■ Exercise brief:
Give the entries again exactly, every one of them.
* START Exercise input *
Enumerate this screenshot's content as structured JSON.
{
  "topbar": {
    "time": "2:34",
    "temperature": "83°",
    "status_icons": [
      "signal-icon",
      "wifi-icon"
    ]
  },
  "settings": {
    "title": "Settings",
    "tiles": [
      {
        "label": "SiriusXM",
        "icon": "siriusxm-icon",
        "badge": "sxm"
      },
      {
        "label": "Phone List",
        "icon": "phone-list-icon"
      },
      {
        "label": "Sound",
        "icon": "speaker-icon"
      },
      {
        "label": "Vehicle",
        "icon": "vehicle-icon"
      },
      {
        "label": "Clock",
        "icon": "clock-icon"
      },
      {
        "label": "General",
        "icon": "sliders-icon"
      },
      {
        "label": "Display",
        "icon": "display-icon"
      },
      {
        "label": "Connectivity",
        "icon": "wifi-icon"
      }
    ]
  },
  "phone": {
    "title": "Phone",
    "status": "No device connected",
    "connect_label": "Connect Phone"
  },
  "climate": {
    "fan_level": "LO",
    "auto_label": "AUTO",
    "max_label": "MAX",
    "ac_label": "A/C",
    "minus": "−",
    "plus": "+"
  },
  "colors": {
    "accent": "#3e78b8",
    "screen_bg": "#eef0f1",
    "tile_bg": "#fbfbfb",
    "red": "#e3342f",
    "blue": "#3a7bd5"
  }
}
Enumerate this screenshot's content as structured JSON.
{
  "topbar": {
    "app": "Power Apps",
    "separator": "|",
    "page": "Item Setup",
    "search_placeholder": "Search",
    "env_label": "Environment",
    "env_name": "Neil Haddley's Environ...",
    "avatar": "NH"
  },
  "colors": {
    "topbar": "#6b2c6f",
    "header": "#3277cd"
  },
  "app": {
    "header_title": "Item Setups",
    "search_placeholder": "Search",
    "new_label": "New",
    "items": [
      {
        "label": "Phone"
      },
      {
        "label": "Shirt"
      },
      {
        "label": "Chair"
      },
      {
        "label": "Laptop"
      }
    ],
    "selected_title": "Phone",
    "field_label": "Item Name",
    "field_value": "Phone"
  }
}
* END Exercise input *
■ The result:
Enumerate this screenshot's content as structured JSON.
{
  "topbar": {
    "time": "2:34",
    "temperature": "83°",
    "status_icons": [
      "signal-icon",
      "wifi-icon"
    ]
  },
  "settings": {
    "title": "Settings",
    "tiles": [
      {
        "label": "SiriusXM",
        "icon": "siriusxm-icon",
        "badge": "sxm"
      },
      {
        "label": "Phone List",
        "icon": "phone-list-icon"
      },
      {
        "label": "Sound",
        "icon": "speaker-icon"
      },
      {
        "label": "Vehicle",
        "icon": "vehicle-icon"
      },
      {
        "label": "Clock",
        "icon": "clock-icon"
      },
      {
        "label": "General",
        "icon": "sliders-icon"
      },
      {
        "label": "Display",
        "icon": "display-icon"
      },
      {
        "label": "Connectivity",
        "icon": "wifi-icon"
      }
    ]
  },
  "phone": {
    "title": "Phone",
    "status": "No device connected",
    "connect_label": "Connect Phone"
  },
  "climate": {
    "fan_level": "LO",
    "auto_label": "AUTO",
    "max_label": "MAX",
    "ac_label": "A/C",
    "minus": "−",
    "plus": "+"
  },
  "colors": {
    "accent": "#3e78b8",
    "screen_bg": "#eef0f1",
    "tile_bg": "#fbfbfb",
    "red": "#e3342f",
    "blue": "#3a7bd5"
  }
}
Enumerate this screenshot's content as structured JSON.
{
  "topbar": {
    "app": "Power Apps",
    "separator": "|",
    "page": "Item Setup",
    "search_placeholder": "Search",
    "env_label": "Environment",
    "env_name": "Neil Haddley's Environ...",
    "avatar": "NH"
  },
  "colors": {
    "topbar": "#6b2c6f",
    "header": "#3277cd"
  },
  "app": {
    "header_title": "Item Setups",
    "search_placeholder": "Search",
    "new_label": "New",
    "items": [
      {
        "label": "Phone"
      },
      {
        "label": "Shirt"
      },
      {
        "label": "Chair"
      },
      {
        "label": "Laptop"
      }
    ],
    "selected_title": "Phone",
    "field_label": "Item Name",
    "field_value": "Phone"
  }
}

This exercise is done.